** start Information shown **
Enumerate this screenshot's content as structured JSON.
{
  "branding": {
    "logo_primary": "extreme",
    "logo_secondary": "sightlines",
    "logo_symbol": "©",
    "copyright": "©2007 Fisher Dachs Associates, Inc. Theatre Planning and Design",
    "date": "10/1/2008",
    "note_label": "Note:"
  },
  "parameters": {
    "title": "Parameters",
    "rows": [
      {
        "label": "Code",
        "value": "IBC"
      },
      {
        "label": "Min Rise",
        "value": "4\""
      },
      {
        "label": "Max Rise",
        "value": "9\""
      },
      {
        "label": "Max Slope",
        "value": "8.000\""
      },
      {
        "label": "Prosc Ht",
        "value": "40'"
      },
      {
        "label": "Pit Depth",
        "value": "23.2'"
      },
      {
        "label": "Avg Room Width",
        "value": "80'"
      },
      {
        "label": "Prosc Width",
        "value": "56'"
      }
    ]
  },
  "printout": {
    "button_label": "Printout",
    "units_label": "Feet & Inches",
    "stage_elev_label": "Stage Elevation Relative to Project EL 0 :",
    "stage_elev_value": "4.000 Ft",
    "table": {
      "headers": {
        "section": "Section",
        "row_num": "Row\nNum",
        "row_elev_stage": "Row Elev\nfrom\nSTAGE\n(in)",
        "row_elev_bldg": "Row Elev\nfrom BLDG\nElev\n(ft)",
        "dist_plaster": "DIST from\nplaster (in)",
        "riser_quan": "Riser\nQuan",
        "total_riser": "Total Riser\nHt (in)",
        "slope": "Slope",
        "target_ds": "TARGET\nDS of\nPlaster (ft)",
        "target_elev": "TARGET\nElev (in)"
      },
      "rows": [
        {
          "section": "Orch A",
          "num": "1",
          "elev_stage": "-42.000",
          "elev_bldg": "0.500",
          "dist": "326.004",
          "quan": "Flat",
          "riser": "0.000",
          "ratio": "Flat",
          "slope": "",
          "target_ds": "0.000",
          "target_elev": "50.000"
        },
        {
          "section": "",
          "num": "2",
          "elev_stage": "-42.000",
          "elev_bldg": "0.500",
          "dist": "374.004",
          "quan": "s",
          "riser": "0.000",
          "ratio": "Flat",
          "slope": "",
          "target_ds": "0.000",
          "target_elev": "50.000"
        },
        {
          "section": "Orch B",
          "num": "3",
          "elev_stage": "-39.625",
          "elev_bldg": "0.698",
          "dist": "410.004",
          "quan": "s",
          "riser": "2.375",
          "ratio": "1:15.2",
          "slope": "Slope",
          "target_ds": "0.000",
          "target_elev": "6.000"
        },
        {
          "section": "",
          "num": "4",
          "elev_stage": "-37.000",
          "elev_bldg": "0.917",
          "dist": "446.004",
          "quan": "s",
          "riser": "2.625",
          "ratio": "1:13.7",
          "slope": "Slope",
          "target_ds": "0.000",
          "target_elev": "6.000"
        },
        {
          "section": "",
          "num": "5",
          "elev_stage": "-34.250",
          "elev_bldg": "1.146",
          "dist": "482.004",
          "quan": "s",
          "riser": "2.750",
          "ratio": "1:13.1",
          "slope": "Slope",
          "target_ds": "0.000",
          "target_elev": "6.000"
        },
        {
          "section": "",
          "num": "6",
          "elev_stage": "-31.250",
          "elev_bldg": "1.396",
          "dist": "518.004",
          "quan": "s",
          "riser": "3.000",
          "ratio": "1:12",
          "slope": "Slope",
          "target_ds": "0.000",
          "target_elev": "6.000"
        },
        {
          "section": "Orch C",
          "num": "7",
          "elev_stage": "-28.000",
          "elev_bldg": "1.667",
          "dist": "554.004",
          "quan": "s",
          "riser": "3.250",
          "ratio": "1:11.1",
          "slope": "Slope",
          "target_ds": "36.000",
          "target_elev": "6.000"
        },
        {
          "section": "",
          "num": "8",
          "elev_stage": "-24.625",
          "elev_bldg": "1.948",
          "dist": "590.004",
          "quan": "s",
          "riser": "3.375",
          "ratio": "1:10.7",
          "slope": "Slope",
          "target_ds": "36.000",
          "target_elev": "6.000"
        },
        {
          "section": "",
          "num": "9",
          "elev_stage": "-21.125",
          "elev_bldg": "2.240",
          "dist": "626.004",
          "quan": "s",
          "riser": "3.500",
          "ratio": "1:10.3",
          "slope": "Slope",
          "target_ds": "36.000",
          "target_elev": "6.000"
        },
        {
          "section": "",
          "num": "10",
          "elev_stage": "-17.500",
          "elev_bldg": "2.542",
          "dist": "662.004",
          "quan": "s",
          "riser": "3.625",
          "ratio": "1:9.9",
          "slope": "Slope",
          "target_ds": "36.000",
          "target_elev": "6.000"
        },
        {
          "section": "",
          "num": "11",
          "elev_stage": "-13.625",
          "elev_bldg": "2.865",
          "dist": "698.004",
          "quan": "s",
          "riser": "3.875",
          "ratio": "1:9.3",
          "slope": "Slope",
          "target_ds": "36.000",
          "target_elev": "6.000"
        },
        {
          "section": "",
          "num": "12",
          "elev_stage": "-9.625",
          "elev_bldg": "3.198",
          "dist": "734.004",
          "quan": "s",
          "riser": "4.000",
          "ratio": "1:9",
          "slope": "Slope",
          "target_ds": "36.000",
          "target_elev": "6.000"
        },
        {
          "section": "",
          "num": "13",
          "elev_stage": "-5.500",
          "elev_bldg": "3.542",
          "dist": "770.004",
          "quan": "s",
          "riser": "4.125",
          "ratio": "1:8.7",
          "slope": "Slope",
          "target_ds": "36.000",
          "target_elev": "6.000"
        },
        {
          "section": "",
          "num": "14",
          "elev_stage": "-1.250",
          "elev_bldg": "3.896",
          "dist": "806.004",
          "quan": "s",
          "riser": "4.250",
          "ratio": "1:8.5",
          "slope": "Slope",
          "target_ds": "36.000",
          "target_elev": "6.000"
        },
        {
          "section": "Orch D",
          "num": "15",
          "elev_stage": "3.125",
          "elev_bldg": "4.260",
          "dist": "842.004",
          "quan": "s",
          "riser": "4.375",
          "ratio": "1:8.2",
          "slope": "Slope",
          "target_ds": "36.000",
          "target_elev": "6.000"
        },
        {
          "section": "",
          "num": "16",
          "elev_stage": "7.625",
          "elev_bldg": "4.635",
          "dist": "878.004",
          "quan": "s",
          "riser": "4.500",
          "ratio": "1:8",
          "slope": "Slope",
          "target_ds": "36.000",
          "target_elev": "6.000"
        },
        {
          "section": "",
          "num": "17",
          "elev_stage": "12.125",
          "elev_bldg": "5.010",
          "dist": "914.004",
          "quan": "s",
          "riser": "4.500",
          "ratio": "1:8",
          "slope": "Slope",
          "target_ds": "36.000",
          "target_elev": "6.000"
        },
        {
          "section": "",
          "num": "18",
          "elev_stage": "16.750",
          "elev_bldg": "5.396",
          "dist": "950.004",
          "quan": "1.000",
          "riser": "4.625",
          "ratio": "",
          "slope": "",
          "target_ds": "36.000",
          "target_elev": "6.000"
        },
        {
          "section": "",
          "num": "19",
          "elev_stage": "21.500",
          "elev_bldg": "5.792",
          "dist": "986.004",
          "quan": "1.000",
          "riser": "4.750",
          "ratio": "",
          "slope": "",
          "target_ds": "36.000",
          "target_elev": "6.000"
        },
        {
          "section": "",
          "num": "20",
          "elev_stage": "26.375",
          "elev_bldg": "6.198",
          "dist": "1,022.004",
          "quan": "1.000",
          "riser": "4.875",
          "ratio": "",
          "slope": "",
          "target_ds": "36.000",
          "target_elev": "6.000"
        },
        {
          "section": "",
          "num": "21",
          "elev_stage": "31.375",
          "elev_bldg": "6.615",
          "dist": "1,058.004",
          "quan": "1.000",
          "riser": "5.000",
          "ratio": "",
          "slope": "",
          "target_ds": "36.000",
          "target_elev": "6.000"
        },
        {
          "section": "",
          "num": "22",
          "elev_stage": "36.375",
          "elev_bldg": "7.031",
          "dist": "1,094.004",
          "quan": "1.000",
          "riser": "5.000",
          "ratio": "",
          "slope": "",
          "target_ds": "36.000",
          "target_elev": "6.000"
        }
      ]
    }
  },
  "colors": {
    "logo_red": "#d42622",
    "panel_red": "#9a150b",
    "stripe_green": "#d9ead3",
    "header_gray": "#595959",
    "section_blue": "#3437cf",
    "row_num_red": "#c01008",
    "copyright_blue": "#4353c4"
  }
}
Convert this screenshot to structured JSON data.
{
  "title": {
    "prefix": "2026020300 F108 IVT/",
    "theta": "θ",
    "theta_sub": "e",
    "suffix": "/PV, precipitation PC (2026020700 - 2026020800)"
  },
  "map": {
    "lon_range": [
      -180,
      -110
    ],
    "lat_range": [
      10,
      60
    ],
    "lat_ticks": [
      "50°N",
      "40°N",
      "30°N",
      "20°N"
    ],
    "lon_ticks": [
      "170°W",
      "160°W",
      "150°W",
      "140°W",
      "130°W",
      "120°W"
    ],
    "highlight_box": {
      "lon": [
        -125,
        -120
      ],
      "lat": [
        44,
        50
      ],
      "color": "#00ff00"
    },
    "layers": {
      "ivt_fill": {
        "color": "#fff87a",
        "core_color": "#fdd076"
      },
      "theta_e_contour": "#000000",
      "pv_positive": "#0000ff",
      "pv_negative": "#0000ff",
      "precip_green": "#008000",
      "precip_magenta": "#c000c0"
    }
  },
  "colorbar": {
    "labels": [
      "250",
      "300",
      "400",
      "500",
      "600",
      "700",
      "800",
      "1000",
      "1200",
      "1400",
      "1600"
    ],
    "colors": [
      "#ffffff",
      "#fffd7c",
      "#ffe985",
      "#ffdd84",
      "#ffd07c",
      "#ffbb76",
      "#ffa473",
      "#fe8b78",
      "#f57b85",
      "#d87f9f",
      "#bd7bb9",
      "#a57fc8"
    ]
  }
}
** end Information shown **
=== Exercise prompt ===
Going through the entries above line by line, work out how many lines include the word "this". Only the number is required.

=== Full solution ===
2